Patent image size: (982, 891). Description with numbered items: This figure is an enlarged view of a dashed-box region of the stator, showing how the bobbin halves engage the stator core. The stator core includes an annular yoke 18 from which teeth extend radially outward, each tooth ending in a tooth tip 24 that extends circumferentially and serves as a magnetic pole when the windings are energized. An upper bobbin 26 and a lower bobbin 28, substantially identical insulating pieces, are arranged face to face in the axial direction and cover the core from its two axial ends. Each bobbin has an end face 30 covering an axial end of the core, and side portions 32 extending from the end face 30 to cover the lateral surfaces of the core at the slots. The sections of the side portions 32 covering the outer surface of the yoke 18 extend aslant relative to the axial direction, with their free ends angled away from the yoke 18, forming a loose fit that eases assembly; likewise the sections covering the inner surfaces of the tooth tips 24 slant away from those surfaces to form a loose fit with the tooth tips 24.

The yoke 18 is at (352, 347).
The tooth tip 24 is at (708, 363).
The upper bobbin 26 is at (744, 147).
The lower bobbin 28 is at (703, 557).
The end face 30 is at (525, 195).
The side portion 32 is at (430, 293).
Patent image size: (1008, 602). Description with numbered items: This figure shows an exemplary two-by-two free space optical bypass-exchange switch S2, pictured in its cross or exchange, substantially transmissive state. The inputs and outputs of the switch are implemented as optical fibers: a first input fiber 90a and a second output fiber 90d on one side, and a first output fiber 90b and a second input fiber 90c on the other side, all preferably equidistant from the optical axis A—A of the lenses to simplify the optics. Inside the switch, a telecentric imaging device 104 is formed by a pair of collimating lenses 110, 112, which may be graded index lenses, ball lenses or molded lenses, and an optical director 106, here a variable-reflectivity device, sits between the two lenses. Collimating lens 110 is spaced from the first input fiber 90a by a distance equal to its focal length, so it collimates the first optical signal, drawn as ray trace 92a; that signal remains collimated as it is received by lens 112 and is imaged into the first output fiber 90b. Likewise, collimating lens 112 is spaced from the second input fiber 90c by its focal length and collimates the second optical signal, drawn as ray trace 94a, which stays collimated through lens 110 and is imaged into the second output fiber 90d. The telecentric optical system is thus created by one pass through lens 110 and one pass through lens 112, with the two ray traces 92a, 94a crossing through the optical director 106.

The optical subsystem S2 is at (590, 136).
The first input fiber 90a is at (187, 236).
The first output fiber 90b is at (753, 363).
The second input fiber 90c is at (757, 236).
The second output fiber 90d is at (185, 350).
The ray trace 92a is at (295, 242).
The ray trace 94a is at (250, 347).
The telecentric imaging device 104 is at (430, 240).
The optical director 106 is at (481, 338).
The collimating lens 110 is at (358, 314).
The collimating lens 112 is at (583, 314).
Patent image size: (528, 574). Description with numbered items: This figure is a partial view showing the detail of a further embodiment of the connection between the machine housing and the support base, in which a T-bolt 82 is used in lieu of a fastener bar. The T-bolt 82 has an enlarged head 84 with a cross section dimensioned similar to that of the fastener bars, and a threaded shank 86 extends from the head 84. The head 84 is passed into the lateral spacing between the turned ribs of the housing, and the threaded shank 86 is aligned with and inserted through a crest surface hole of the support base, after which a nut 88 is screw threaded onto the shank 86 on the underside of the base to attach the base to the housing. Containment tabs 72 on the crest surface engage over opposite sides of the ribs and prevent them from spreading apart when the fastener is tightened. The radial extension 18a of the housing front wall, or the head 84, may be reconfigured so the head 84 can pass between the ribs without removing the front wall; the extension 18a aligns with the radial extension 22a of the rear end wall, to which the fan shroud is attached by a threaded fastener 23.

++++

* _Short problem_:
Please write out the whole listing above verbatim.

* _Answer for this exercise_:
Patent image size: (982, 891). Description with numbered items: This figure is an enlarged view of a dashed-box region of the stator, showing how the bobbin halves engage the stator core. The stator core includes an annular yoke 18 from which teeth extend radially outward, each tooth ending in a tooth tip 24 that extends circumferentially and serves as a magnetic pole when the windings are energized. An upper bobbin 26 and a lower bobbin 28, substantially identical insulating pieces, are arranged face to face in the axial direction and cover the core from its two axial ends. Each bobbin has an end face 30 covering an axial end of the core, and side portions 32 extending from the end face 30 to cover the lateral surfaces of the core at the slots. The sections of the side portions 32 covering the outer surface of the yoke 18 extend aslant relative to the axial direction, with their free ends angled away from the yoke 18, forming a loose fit that eases assembly; likewise the sections covering the inner surfaces of the tooth tips 24 slant away from those surfaces to form a loose fit with the tooth tips 24.

The yoke 18 is at (352, 347).
The tooth tip 24 is at (708, 363).
The upper bobbin 26 is at (744, 147).
The lower bobbin 28 is at (703, 557).
The end face 30 is at (525, 195).
The side portion 32 is at (430, 293).
Patent image size: (1008, 602). Description with numbered items: This figure shows an exemplary two-by-two free space optical bypass-exchange switch S2, pictured in its cross or exchange, substantially transmissive state. The inputs and outputs of the switch are implemented as optical fibers: a first input fiber 90a and a second output fiber 90d on one side, and a first output fiber 90b and a second input fiber 90c on the other side, all preferably equidistant from the optical axis A—A of the lenses to simplify the optics. Inside the switch, a telecentric imaging device 104 is formed by a pair of collimating lenses 110, 112, which may be graded index lenses, ball lenses or molded lenses, and an optical director 106, here a variable-reflectivity device, sits between the two lenses. Collimating lens 110 is spaced from the first input fiber 90a by a distance equal to its focal length, so it collimates the first optical signal, drawn as ray trace 92a; that signal remains collimated as it is received by lens 112 and is imaged into the first output fiber 90b. Likewise, collimating lens 112 is spaced from the second input fiber 90c by its focal length and collimates the second optical signal, drawn as ray trace 94a, which stays collimated through lens 110 and is imaged into the second output fiber 90d. The telecentric optical system is thus created by one pass through lens 110 and one pass through lens 112, with the two ray traces 92a, 94a crossing through the optical director 106.

The optical subsystem S2 is at (590, 136).
The first input fiber 90a is at (187, 236).
The first output fiber 90b is at (753, 363).
The second input fiber 90c is at (757, 236).
The second output fiber 90d is at (185, 350).
The ray trace 92a is at (295, 242).
The ray trace 94a is at (250, 347).
The telecentric imaging device 104 is at (430, 240).
The optical director 106 is at (481, 338).
The collimating lens 110 is at (358, 314).
The collimating lens 112 is at (583, 314).
Patent image size: (528, 574). Description with numbered items: This figure is a partial view showing the detail of a further embodiment of the connection between the machine housing and the support base, in which a T-bolt 82 is used in lieu of a fastener bar. The T-bolt 82 has an enlarged head 84 with a cross section dimensioned similar to that of the fastener bars, and a threaded shank 86 extends from the head 84. The head 84 is passed into the lateral spacing between the turned ribs of the housing, and the threaded shank 86 is aligned with and inserted through a crest surface hole of the support base, after which a nut 88 is screw threaded onto the shank 86 on the underside of the base to attach the base to the housing. Containment tabs 72 on the crest surface engage over opposite sides of the ribs and prevent them from spreading apart when the fastener is tightened. The radial extension 18a of the housing front wall, or the head 84, may be reconfigured so the head 84 can pass between the ribs without removing the front wall; the extension 18a aligns with the radial extension 22a of the rear end wall, to which the fan shroud is attached by a threaded fastener 23.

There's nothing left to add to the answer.